[A block of data]
------------

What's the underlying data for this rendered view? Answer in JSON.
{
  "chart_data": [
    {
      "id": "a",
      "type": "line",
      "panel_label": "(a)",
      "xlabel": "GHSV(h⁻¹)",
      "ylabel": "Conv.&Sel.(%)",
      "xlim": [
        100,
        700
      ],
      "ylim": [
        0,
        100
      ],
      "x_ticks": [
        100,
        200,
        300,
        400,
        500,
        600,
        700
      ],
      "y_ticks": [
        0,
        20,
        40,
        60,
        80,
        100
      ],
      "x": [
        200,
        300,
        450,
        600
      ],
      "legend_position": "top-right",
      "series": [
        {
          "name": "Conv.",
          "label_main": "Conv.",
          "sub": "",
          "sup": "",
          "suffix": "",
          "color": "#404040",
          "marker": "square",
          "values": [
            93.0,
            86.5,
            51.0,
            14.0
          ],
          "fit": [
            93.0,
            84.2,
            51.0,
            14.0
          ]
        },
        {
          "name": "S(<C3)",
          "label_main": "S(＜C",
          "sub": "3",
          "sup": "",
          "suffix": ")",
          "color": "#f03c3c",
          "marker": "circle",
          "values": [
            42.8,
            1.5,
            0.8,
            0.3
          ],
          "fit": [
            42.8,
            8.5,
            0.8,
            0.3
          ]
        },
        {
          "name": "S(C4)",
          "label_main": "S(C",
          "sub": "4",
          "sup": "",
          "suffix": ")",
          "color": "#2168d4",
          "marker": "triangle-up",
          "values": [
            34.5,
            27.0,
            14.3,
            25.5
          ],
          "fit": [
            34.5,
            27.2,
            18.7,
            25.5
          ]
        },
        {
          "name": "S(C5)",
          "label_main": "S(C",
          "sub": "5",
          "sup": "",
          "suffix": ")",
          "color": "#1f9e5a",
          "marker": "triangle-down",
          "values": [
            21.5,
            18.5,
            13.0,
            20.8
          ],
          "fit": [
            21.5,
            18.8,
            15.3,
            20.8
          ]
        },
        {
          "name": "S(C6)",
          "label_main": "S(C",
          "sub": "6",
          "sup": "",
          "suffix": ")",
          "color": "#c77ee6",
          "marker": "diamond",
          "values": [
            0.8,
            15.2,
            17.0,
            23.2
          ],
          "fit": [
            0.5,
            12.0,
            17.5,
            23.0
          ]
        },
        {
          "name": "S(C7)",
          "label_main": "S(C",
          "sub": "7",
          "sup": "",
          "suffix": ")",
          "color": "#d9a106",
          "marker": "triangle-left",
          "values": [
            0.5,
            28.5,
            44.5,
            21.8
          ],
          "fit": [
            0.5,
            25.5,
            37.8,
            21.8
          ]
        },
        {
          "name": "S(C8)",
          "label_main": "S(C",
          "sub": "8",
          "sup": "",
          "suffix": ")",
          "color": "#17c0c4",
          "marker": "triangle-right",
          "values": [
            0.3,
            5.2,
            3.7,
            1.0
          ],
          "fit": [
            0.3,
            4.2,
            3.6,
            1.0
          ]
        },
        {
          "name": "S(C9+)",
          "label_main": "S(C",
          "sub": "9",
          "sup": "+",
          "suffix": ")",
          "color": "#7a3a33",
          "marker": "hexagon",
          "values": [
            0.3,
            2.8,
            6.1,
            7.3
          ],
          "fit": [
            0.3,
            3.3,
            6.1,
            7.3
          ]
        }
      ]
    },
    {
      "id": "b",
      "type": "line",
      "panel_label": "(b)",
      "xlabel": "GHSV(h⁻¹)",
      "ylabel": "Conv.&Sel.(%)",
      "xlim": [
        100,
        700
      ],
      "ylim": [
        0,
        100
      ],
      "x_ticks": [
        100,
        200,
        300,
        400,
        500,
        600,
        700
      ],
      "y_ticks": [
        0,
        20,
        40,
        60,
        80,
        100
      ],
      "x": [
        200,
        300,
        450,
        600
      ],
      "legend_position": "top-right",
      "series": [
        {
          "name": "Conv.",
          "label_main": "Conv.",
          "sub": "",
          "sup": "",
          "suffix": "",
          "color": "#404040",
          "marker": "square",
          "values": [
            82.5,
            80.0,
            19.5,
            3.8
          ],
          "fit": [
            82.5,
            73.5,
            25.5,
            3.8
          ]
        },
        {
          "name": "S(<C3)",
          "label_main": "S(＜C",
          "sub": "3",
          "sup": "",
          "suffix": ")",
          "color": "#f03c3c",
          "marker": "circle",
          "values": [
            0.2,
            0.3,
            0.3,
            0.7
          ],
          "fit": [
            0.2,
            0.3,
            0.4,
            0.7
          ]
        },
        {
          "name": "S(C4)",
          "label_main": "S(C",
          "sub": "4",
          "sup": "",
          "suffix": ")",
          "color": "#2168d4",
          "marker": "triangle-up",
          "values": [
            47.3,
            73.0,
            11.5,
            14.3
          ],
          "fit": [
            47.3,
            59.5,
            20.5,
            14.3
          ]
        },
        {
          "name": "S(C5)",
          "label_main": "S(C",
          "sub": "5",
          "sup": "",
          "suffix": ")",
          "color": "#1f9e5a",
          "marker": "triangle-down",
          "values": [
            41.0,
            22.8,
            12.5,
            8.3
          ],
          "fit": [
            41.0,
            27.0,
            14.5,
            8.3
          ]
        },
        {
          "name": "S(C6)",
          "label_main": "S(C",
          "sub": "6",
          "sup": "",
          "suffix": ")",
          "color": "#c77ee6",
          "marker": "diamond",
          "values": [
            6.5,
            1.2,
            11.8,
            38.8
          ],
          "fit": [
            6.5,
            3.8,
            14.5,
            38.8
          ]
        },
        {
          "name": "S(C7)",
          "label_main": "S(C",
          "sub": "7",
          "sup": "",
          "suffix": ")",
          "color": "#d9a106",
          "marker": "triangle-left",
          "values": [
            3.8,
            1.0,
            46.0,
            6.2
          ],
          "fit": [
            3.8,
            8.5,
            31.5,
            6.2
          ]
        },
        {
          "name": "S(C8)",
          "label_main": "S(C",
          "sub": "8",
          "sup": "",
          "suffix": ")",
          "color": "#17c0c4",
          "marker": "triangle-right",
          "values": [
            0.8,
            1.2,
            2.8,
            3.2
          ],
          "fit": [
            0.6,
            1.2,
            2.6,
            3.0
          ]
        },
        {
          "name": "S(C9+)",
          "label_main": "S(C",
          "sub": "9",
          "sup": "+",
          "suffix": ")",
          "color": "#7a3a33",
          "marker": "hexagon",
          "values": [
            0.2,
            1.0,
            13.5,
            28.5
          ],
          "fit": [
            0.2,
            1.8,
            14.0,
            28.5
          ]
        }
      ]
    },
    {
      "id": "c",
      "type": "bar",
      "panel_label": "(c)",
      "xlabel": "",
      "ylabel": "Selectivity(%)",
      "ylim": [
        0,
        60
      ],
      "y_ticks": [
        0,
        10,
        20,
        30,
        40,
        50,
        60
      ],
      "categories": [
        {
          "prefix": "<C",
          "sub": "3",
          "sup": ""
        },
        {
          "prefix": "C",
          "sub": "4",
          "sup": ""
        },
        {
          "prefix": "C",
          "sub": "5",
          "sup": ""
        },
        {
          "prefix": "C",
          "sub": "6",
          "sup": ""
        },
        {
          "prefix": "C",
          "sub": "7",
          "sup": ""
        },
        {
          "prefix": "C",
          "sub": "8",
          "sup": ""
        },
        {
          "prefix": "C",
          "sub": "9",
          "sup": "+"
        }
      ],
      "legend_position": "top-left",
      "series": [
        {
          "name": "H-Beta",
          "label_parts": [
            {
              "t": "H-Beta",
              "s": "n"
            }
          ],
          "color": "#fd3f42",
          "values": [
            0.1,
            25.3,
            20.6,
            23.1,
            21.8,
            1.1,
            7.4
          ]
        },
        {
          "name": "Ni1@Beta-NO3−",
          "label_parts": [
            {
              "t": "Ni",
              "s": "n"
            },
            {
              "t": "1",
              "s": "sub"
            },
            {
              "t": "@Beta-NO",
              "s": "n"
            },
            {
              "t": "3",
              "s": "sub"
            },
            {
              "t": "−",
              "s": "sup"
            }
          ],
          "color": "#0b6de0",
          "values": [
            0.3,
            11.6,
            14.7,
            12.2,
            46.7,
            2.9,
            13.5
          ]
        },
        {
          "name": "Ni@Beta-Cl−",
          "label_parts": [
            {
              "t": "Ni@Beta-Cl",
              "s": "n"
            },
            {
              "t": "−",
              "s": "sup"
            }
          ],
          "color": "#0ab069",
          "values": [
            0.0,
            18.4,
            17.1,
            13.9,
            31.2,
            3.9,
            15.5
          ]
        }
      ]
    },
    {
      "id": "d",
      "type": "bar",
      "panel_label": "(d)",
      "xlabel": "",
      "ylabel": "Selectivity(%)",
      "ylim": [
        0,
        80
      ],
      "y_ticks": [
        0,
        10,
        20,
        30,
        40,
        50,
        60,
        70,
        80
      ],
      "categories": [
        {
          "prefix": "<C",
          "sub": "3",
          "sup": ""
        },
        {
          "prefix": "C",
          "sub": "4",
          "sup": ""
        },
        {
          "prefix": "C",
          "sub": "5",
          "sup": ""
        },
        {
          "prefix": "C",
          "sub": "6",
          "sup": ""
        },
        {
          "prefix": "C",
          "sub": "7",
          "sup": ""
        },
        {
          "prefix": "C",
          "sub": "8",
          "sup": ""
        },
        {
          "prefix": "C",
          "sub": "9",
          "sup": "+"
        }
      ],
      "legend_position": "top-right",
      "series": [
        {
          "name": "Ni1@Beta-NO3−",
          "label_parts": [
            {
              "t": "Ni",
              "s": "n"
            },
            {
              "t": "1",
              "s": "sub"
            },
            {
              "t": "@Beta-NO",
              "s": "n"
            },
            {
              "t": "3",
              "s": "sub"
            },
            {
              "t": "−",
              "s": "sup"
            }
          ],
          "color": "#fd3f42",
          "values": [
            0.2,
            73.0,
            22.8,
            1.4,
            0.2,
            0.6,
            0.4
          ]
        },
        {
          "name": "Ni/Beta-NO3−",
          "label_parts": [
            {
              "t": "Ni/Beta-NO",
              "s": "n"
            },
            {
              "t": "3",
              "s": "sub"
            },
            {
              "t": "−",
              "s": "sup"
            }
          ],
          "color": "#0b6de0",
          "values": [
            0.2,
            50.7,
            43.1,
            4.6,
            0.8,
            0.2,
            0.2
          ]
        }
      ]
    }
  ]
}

------------

_Exercise_: Across the material above, how many lines include the string "Beta"? Only the number is wanted.

_Written reply_: 10